EXERCISE GOAL = Filter out everything except lines holding "аудиторию".

Stored data =
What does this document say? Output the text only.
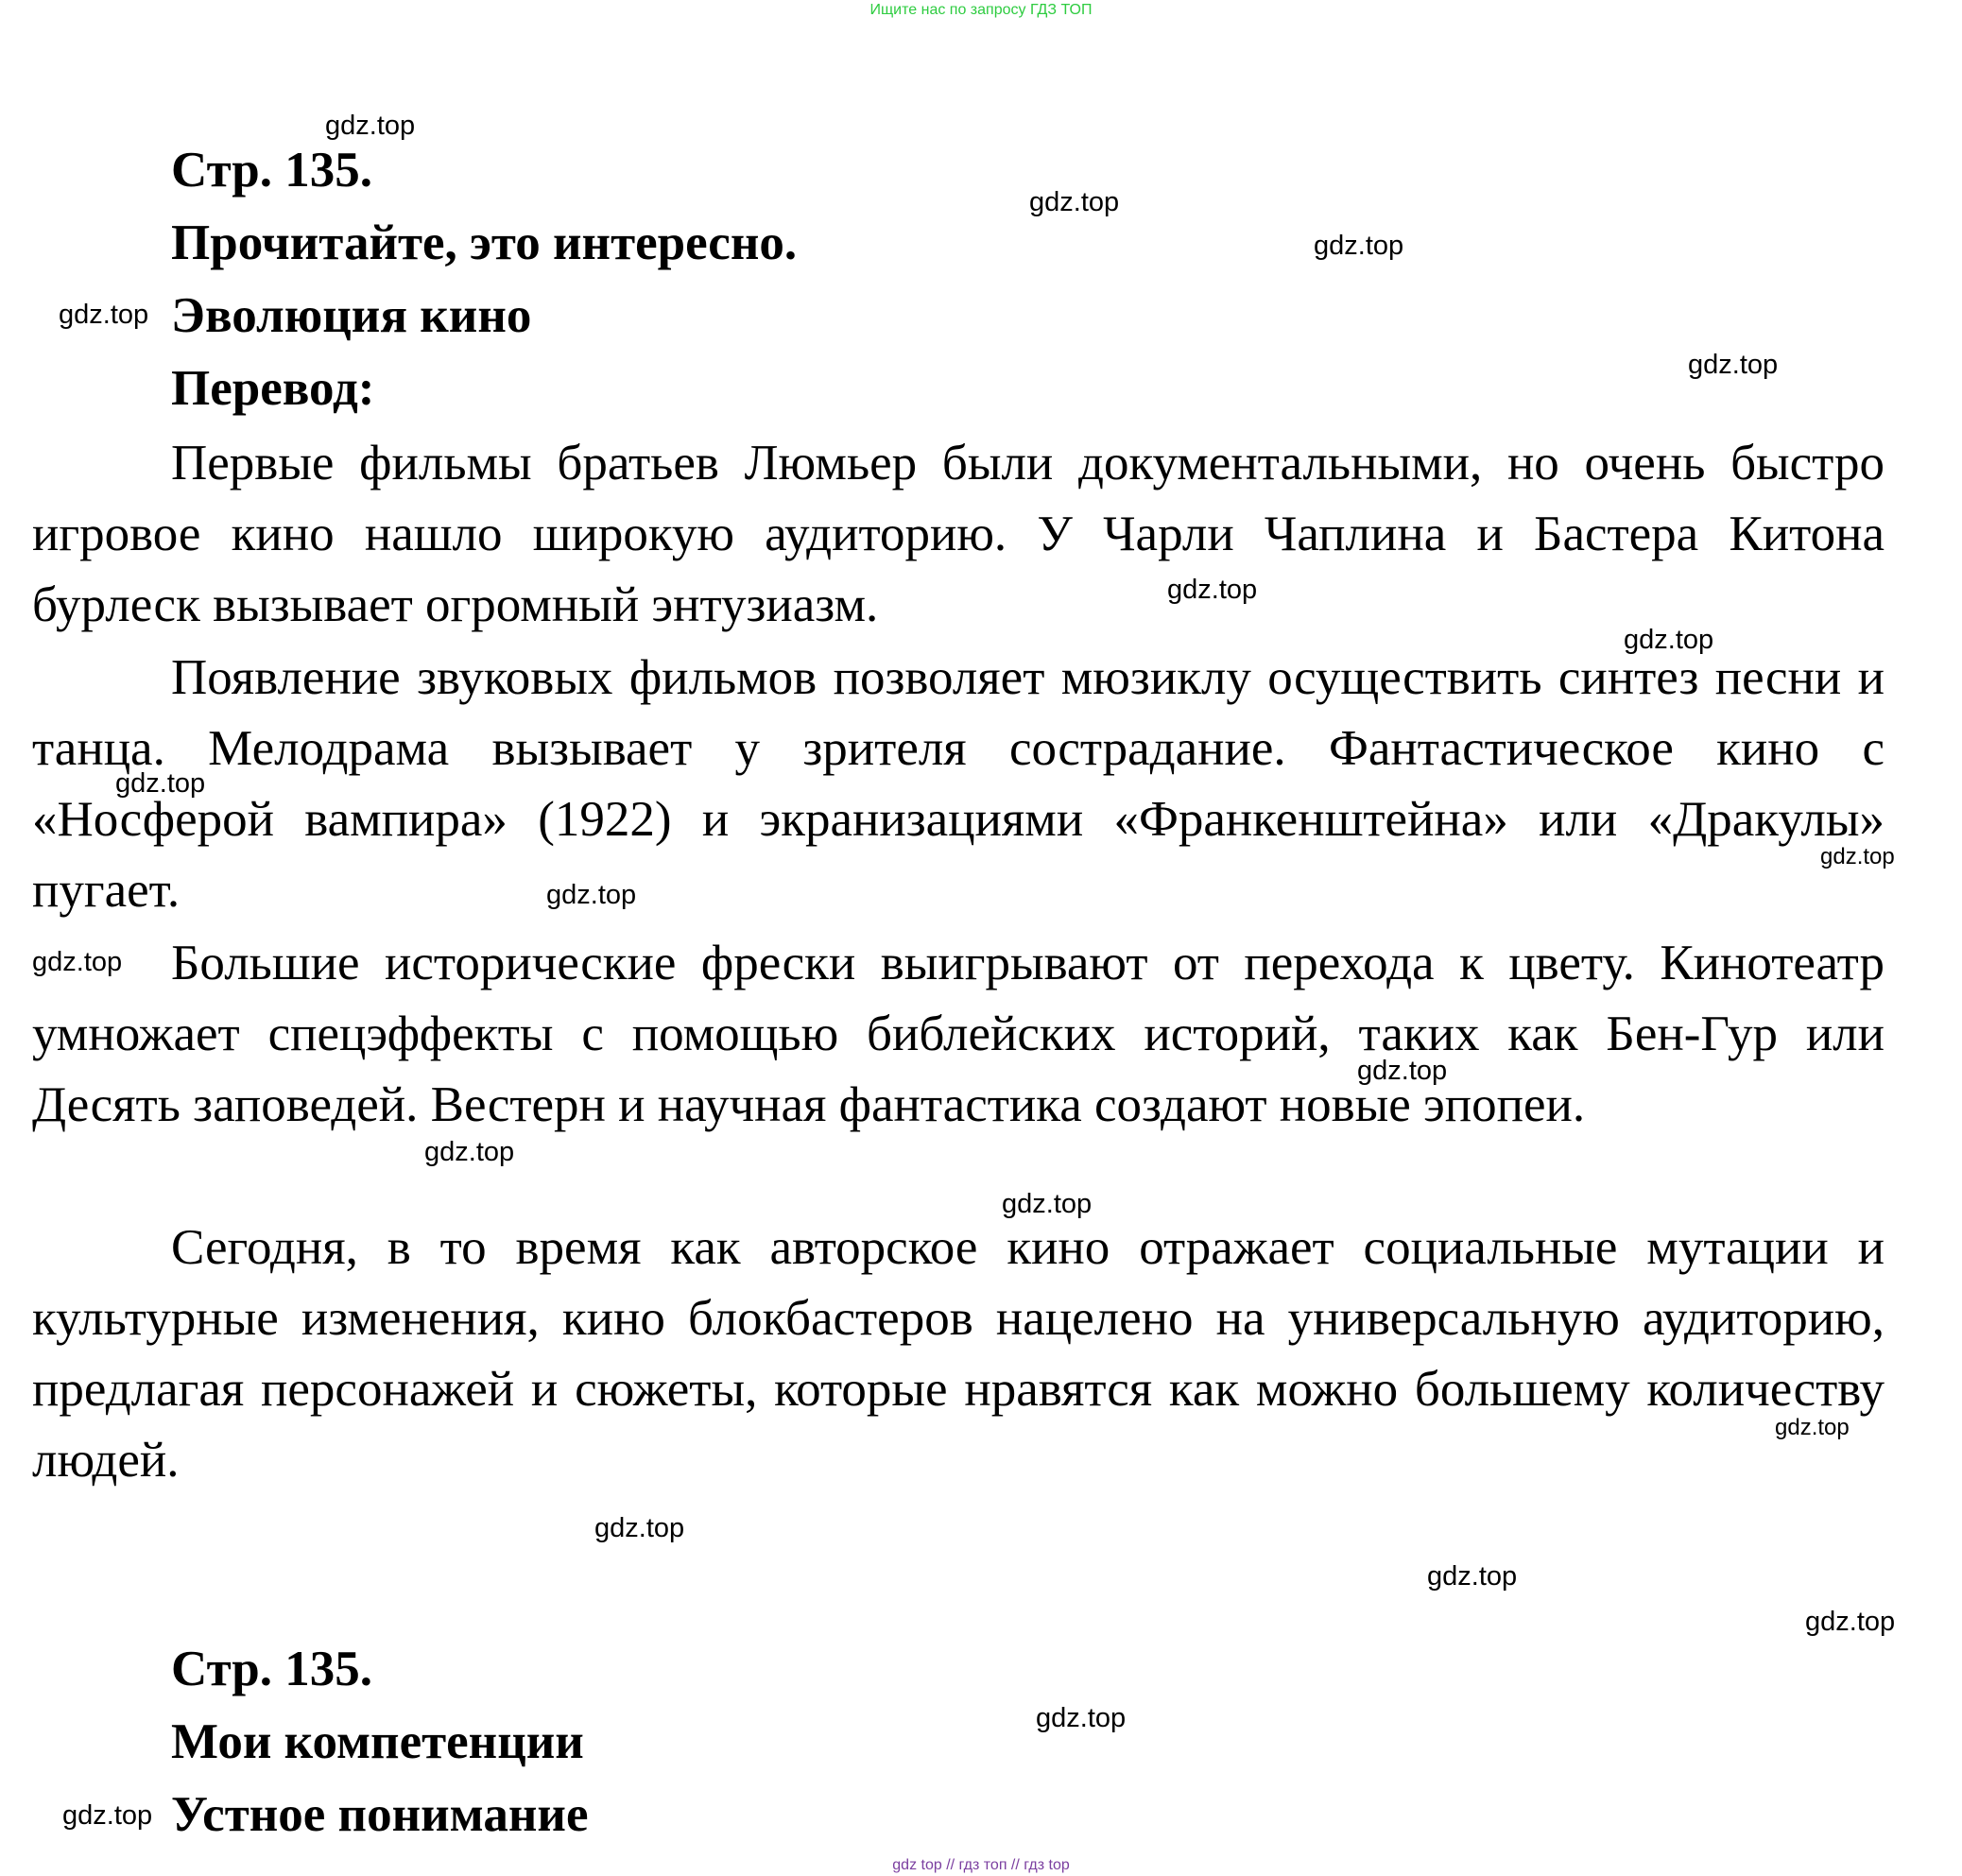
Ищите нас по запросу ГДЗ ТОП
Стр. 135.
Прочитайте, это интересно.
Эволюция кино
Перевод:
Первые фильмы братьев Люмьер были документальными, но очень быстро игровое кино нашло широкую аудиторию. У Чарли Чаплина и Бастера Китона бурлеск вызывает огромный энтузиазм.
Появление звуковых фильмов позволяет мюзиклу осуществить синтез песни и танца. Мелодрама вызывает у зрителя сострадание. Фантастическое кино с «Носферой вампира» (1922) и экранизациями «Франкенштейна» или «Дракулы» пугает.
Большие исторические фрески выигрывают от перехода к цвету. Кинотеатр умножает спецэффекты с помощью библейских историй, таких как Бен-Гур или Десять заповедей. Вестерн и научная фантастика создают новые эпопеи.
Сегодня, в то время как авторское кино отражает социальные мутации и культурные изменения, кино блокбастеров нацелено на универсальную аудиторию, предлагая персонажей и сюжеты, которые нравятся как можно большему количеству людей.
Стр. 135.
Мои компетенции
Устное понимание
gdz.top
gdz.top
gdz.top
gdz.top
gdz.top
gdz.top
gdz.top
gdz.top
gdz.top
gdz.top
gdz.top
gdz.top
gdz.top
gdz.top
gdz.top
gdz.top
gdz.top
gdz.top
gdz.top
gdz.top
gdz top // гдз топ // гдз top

ANSWER IN FULL =
Первые фильмы братьев Люмьер были документальными, но очень быстро игровое кино нашло широкую аудиторию. У Чарли Чаплина и Бастера Китона бурлеск вызывает огромный энтузиазм.
Сегодня, в то время как авторское кино отражает социальные мутации и культурные изменения, кино блокбастеров нацелено на универсальную аудиторию, предлагая персонажей и сюжеты, которые нравятся как можно большему количеству людей.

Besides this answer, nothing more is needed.